* Provided text:
+++

Compiling Servo with time ./mach build --dev (which pretty calls cargo build) with rustc 1.36.0-nightly (50a0defd5 2019-05-21) on a desktop CPU with 4 cores / 8 threads.

  • First after cargo fetch and cargo clean. This involves 626 crates and significant amount and C and C++ code.
    real	9m30,827s	user	47m59,862s	sys	2m20,221s
    
  • Then after touch component/style/lib.rs. This rebuilds 10 crates, mostly sequentially because that part of the dependency graph is narrow.
    real	1m18,871s	user	1m3,592s	sys	0m9,204s
    

Same again with export CARGO_BUILD_PIPELINING=true:

  • Two full builds:

    real	9m22,346s	user	48m32,564s	sys	2m20,378s
    real	9m28,264s	user	48m24,739s	sys	2m20,078s
    
  • Two incremental builds:

    real	1m22,314s	user	1m5,825s	sys	0m9,117s
    real	1m19,668s	user	1m5,520s	sys	0m9,466s
    

Any difference seems to be within noise level. I expect that incremental compilation (which is enabled by default) with a perfect cache would cause ~zero time to be spent in LLVM, which reduces or cancels the benefit of pipelining.

+++

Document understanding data
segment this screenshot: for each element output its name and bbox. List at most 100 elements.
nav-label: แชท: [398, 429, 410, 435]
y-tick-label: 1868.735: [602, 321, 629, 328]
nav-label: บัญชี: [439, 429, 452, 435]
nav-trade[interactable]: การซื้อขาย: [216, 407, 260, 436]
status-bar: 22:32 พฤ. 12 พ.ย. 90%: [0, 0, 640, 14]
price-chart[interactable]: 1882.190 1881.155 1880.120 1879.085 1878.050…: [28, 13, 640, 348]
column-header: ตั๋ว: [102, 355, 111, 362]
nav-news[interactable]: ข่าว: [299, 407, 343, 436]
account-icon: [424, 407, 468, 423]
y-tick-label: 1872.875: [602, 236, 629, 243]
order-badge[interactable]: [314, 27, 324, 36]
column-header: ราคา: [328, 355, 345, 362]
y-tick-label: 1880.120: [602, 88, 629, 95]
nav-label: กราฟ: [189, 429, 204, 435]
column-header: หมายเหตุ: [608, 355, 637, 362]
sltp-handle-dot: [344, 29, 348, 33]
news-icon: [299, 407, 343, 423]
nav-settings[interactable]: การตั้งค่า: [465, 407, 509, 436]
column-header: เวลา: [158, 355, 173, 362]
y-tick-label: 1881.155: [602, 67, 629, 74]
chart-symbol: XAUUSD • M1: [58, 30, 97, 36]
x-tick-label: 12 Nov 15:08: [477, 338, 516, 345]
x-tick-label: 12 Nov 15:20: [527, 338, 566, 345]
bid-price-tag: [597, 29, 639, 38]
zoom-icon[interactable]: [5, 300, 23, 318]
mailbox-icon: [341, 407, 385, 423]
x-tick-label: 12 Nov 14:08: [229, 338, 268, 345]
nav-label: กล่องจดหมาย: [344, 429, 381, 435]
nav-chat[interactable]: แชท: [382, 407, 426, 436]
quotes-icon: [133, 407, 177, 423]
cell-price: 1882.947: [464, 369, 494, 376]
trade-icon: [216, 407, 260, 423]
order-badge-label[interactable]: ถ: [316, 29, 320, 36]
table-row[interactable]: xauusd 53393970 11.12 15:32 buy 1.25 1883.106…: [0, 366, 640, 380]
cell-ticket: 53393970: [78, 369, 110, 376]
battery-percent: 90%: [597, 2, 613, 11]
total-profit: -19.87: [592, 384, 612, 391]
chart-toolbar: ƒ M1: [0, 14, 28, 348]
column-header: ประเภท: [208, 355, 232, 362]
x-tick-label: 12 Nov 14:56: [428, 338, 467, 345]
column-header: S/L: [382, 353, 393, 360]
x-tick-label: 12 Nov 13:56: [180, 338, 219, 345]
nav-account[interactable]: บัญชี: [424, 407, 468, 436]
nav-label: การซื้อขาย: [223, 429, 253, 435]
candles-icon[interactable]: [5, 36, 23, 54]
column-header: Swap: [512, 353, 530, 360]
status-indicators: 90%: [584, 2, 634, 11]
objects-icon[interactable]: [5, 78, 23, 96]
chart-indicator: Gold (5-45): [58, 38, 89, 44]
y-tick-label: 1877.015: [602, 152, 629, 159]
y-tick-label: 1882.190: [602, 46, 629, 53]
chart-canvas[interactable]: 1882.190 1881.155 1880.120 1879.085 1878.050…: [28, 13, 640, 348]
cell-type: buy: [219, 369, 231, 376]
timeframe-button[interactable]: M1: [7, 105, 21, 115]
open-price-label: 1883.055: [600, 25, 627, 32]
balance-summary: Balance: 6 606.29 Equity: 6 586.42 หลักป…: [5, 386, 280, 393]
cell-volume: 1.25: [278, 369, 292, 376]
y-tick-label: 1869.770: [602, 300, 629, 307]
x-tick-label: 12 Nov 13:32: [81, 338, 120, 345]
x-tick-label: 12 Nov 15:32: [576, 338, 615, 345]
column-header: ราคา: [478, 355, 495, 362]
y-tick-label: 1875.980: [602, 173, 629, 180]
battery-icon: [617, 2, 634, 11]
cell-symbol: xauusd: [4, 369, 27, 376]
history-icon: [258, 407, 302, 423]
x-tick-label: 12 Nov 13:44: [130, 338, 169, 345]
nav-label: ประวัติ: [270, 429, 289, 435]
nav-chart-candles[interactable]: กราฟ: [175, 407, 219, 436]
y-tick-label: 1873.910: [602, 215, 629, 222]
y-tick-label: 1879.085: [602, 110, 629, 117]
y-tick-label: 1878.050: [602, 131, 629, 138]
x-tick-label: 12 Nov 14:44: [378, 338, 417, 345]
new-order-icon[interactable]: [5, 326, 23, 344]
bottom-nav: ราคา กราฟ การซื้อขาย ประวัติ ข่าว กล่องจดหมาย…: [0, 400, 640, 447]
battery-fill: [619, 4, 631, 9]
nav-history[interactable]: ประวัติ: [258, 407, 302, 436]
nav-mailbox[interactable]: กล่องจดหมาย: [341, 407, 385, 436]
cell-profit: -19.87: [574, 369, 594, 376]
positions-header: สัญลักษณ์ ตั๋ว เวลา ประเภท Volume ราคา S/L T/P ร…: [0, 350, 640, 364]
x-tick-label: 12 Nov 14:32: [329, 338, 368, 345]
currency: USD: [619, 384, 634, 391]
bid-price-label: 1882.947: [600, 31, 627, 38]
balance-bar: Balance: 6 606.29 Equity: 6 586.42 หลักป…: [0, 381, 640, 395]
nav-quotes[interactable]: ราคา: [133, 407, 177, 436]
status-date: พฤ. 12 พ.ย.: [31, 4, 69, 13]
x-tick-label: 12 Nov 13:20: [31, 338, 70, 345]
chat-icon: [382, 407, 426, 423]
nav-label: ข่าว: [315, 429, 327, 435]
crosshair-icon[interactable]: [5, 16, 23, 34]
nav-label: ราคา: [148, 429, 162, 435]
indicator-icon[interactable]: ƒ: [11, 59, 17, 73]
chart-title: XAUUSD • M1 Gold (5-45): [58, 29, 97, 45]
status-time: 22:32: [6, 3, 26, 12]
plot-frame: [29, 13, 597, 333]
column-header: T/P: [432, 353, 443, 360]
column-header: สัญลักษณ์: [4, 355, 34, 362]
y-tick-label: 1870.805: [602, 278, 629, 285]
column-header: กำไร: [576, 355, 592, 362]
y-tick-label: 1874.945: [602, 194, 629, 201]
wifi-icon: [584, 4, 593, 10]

+++

* Tasks to complete:
1. Set down word for word the part of the Servo build notes that starts at "Any difference seems" and ends after "benefit of pipelining.".
2. Please explain why, according to the Servo build notes, the 10 crates rebuilt after touching component/style/lib.rs are built mostly sequentially.

* Task solutions:
1.
Any difference seems to be within noise level. I expect that incremental compilation (which is enabled by default) with a perfect cache would cause ~zero time to be spent in LLVM, which reduces or cancels the benefit of pipelining.

2. They are rebuilt mostly one after another because that part of the dependency graph is narrow.